Go through the listing below and gather every line with the word "this".

**Listing:**

::::::::::

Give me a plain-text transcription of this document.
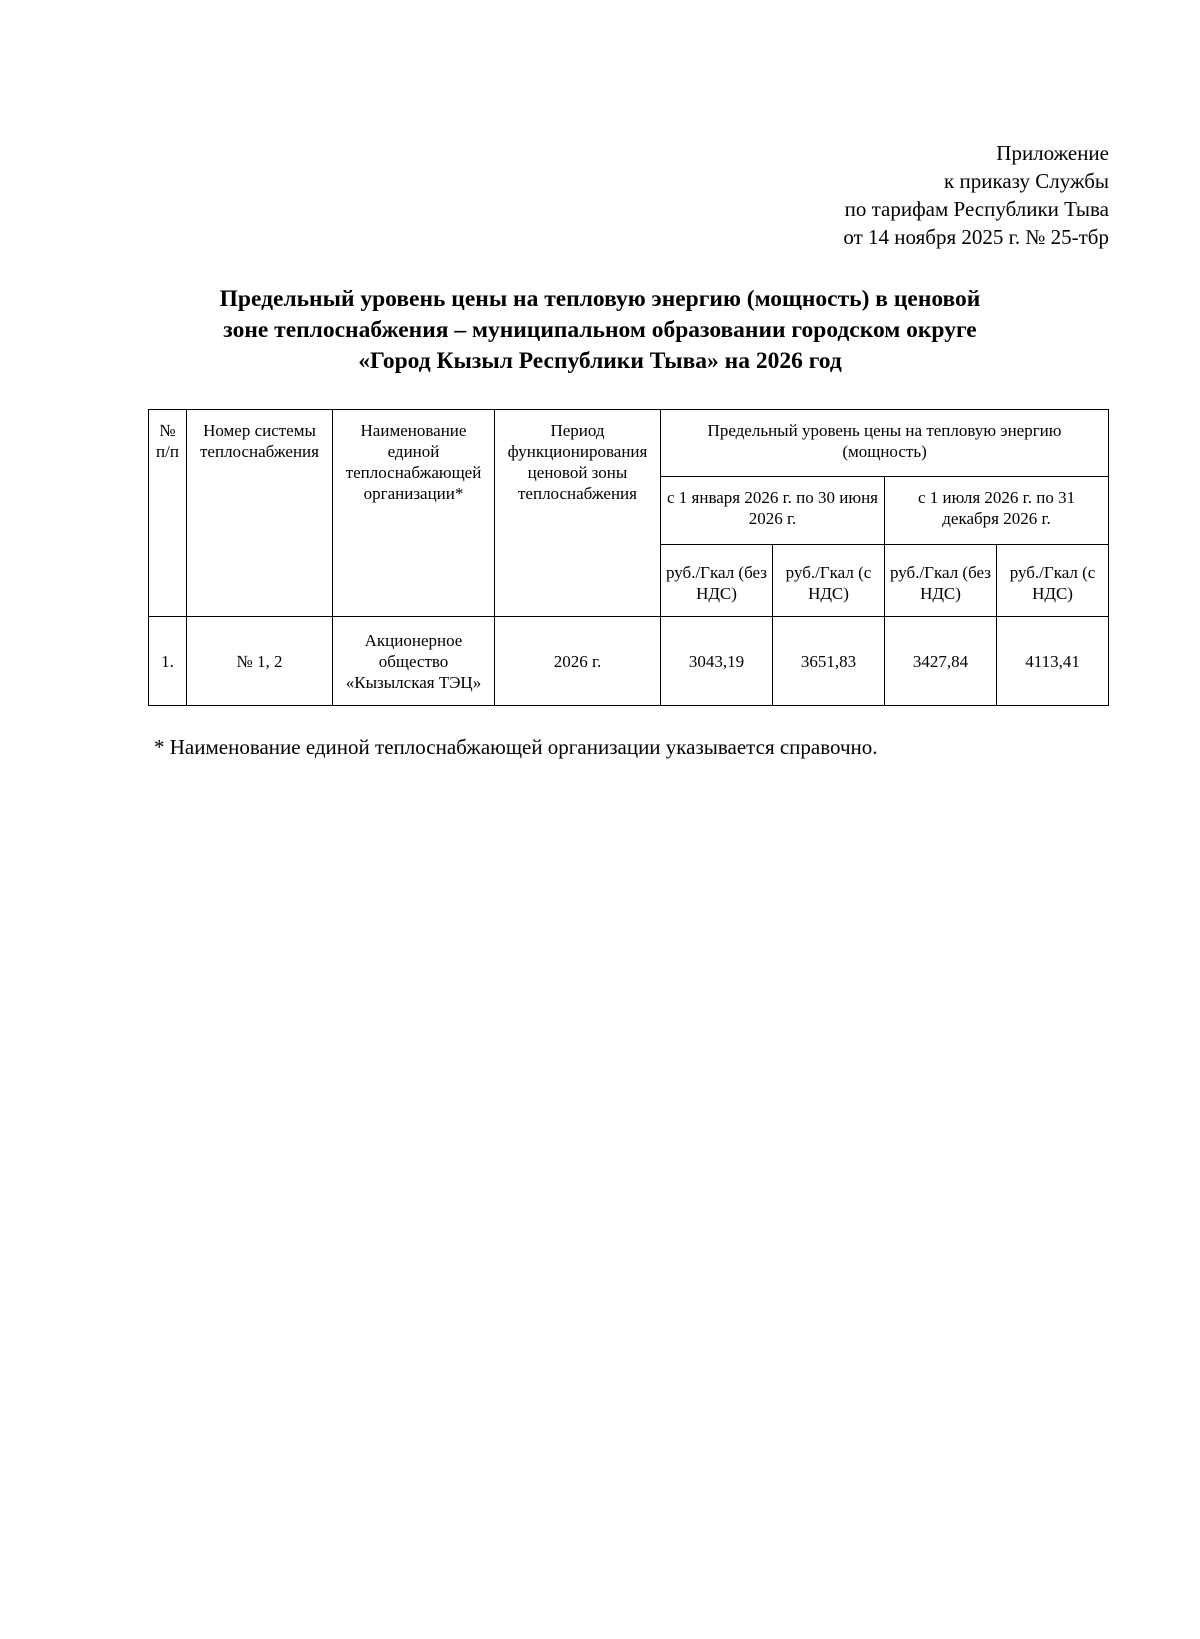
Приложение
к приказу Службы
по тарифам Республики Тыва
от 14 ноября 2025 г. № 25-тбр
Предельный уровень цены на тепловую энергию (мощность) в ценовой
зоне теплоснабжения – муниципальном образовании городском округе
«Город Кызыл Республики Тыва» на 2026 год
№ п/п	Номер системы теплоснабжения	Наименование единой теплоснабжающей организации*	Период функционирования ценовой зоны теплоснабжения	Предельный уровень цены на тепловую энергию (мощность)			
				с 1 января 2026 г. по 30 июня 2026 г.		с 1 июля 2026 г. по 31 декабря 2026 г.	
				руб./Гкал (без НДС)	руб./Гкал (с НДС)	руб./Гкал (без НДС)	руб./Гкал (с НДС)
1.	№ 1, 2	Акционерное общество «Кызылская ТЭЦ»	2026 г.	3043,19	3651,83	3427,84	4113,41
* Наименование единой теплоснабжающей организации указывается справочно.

::::::::::

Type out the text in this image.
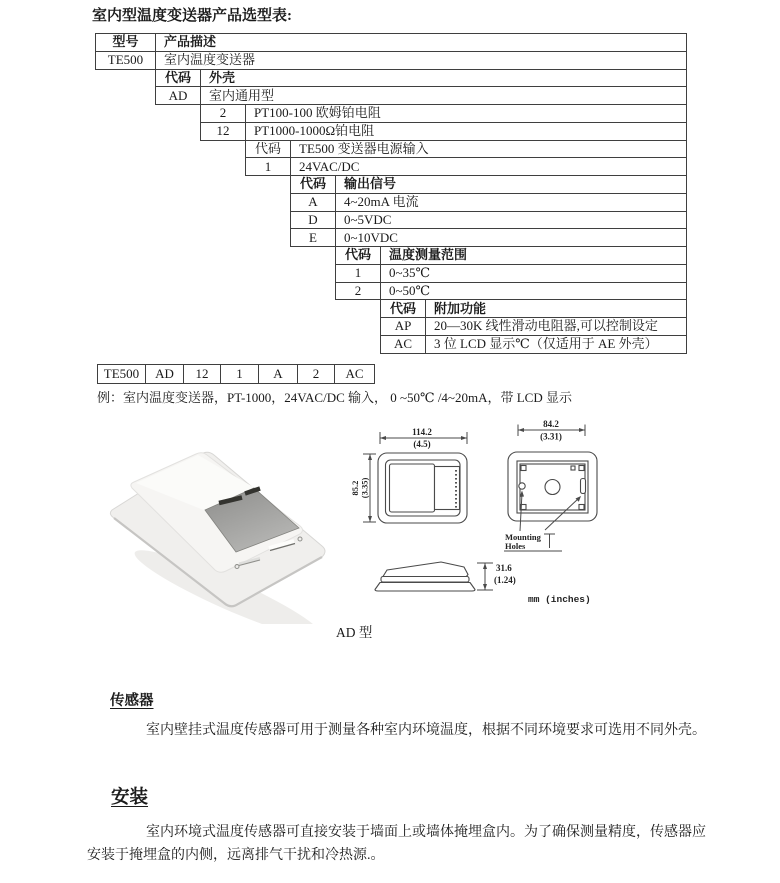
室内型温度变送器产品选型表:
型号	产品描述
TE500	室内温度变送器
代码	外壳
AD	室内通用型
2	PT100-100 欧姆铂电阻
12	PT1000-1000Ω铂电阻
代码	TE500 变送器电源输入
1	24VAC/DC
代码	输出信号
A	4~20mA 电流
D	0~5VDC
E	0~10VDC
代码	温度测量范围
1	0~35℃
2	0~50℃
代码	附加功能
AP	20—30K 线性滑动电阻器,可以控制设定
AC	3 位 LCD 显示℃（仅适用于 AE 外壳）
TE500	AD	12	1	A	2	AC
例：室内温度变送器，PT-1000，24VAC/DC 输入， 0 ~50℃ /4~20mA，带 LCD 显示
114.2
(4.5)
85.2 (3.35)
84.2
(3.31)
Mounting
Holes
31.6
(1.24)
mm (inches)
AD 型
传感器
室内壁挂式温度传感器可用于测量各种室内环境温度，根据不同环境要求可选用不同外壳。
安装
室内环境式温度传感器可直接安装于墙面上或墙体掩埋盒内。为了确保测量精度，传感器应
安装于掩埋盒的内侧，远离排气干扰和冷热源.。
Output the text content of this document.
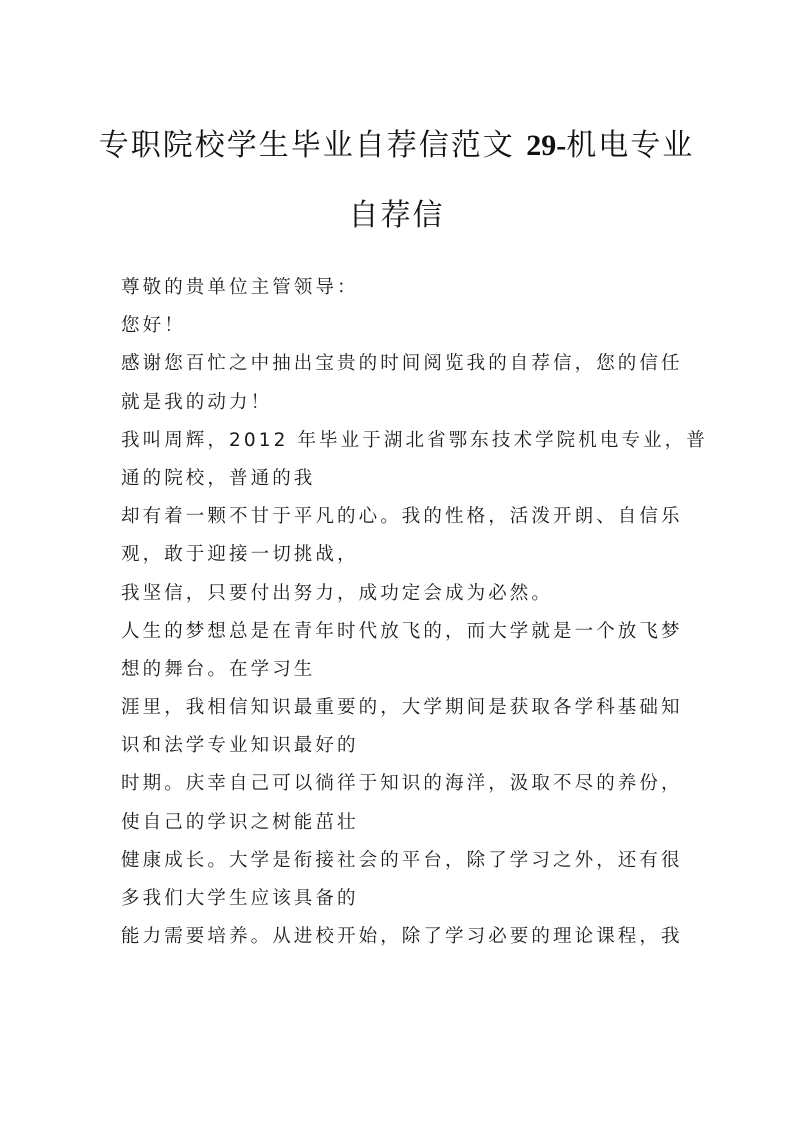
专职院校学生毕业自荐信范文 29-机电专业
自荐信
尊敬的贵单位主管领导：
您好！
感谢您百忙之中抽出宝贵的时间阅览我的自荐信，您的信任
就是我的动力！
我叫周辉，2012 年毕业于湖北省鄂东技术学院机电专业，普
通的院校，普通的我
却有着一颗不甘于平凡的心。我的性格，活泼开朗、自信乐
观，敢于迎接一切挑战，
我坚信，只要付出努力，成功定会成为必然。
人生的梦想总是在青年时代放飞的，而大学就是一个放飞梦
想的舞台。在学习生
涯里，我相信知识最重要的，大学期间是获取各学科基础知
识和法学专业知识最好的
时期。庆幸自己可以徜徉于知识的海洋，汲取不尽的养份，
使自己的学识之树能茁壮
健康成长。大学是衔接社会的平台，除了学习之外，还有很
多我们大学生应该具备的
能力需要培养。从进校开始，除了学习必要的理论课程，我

::::::::::

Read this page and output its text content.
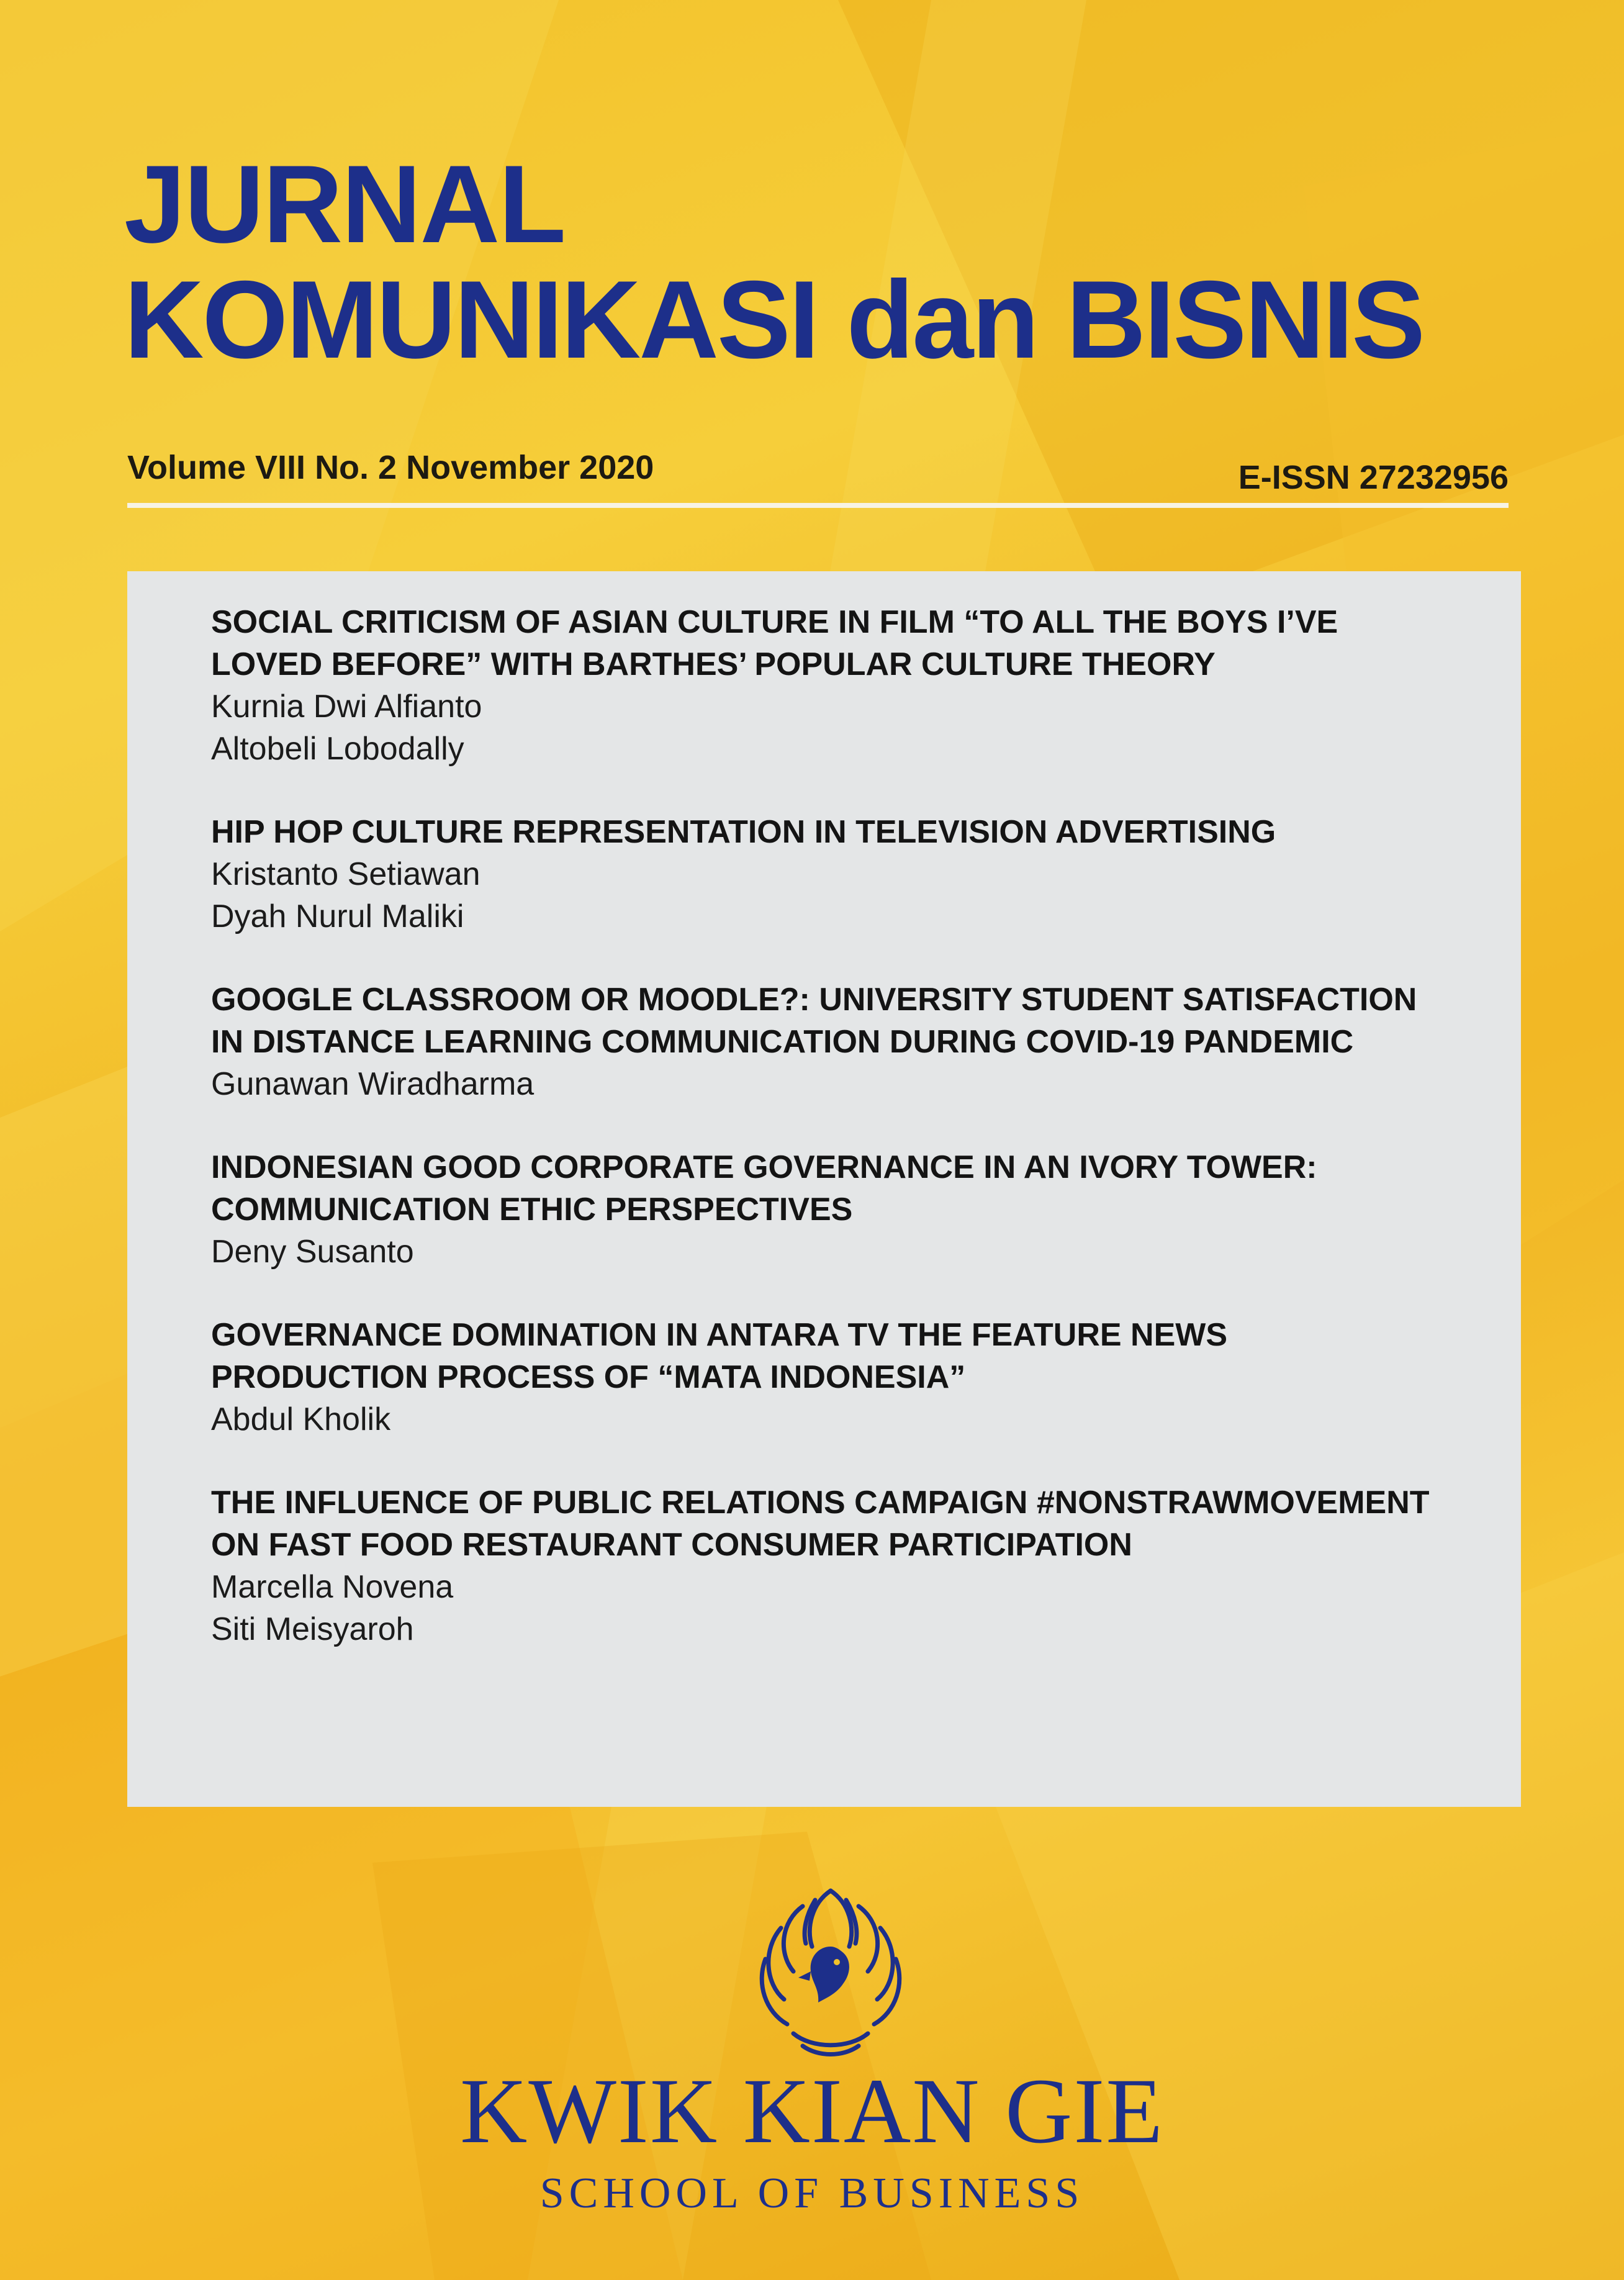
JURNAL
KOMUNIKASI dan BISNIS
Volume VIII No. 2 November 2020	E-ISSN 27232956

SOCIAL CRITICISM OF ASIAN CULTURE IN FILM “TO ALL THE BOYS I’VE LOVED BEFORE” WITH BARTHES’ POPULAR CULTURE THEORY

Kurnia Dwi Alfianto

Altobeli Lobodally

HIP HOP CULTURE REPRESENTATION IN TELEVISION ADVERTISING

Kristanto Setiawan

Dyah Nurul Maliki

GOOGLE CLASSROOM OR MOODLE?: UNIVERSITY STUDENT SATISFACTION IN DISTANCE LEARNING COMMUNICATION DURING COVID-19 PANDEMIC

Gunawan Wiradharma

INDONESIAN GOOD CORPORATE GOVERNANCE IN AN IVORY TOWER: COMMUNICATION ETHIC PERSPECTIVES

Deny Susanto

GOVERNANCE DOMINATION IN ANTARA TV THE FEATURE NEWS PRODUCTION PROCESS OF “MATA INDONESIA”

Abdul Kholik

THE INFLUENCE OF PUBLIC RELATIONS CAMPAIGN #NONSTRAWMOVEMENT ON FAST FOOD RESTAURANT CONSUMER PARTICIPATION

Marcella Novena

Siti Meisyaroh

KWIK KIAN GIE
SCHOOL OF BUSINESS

::::::::::

**Written solution:**
Give me a plain-text transcription of this document.
Type out the text in this image.
Output the text content of this document.
Read this page and output its text content.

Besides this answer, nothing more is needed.